Check each line for the word "this" and give how many have it. Say nothing else.

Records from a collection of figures
• • •
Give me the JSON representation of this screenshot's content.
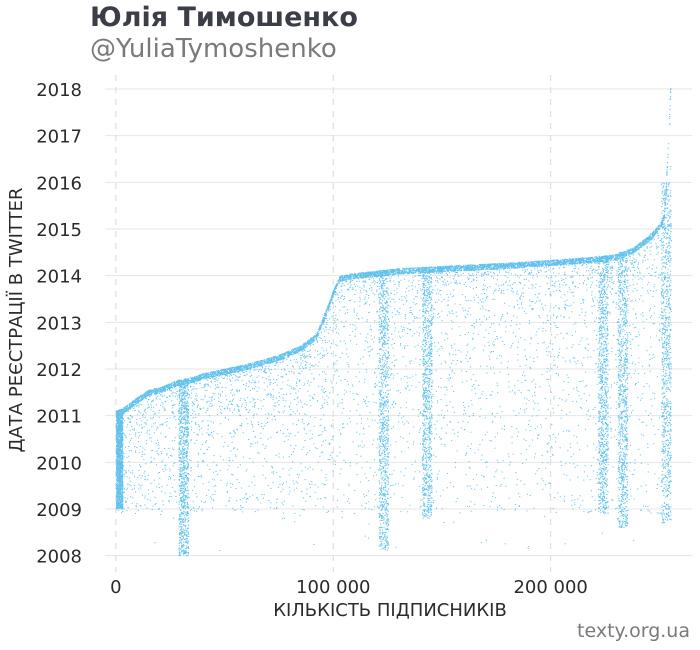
{
  "title": "Юлія Тимошенко",
  "subtitle": "@YuliaTymoshenko",
  "credit": "texty.org.ua",
  "colors": {
    "points": "#2eaee6",
    "grid": "#e6e6e6",
    "vgrid": "#d9d9d9",
    "title": "#3b3e47",
    "muted": "#7a7a7a"
  },
  "chart_data": {
    "type": "scatter",
    "xlabel": "КІЛЬКІСТЬ ПІДПИСНИКІВ",
    "ylabel": "ДАТА РЕЄСТРАЦІЇ В TWITTER",
    "xlim": [
      -5000,
      265000
    ],
    "ylim": [
      2007.65,
      2018.3
    ],
    "x_ticks": [
      0,
      100000,
      200000
    ],
    "x_tick_labels": [
      "0",
      "100 000",
      "200 000"
    ],
    "y_ticks": [
      2008,
      2009,
      2010,
      2011,
      2012,
      2013,
      2014,
      2015,
      2016,
      2017,
      2018
    ],
    "y_tick_labels": [
      "2008",
      "2009",
      "2010",
      "2011",
      "2012",
      "2013",
      "2014",
      "2015",
      "2016",
      "2017",
      "2018"
    ],
    "grid": true,
    "frontier": {
      "x": [
        0,
        3000,
        10000,
        15000,
        20000,
        28000,
        35000,
        40000,
        60000,
        75000,
        85000,
        92000,
        96000,
        100000,
        103000,
        110000,
        130000,
        150000,
        180000,
        200000,
        220000,
        230000,
        238000,
        245000,
        248000,
        250000,
        252000,
        253000,
        254000,
        255000
      ],
      "y": [
        2011.1,
        2011.15,
        2011.4,
        2011.55,
        2011.6,
        2011.75,
        2011.82,
        2011.9,
        2012.1,
        2012.3,
        2012.5,
        2012.75,
        2013.2,
        2013.7,
        2014.0,
        2014.05,
        2014.15,
        2014.2,
        2014.27,
        2014.33,
        2014.4,
        2014.45,
        2014.6,
        2014.85,
        2015.0,
        2015.1,
        2015.3,
        2016.0,
        2017.0,
        2018.1
      ]
    },
    "band_columns": [
      [
        31000,
        2008.0
      ],
      [
        123000,
        2008.1
      ],
      [
        143000,
        2008.8
      ],
      [
        224000,
        2008.9
      ],
      [
        233000,
        2008.6
      ],
      [
        253000,
        2008.7
      ]
    ]
  }
}
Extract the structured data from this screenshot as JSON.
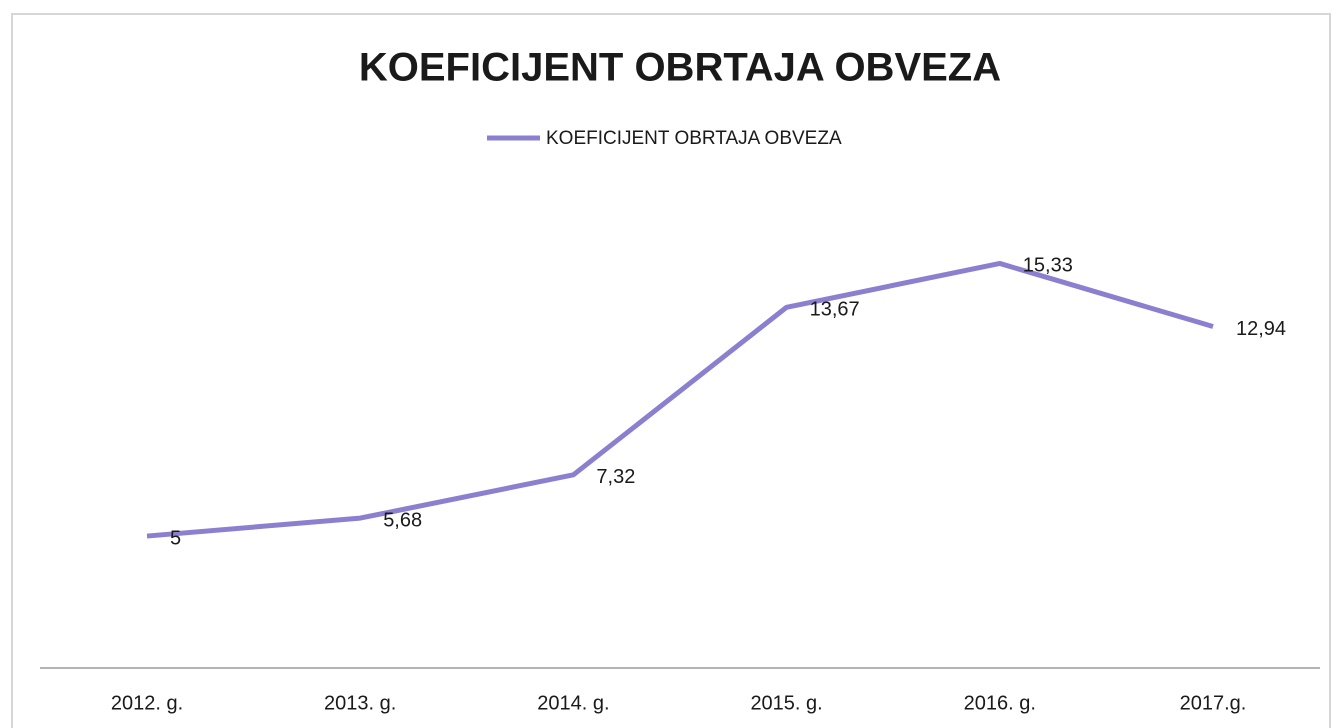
• • •
▶ _Reply to the exercise_:
2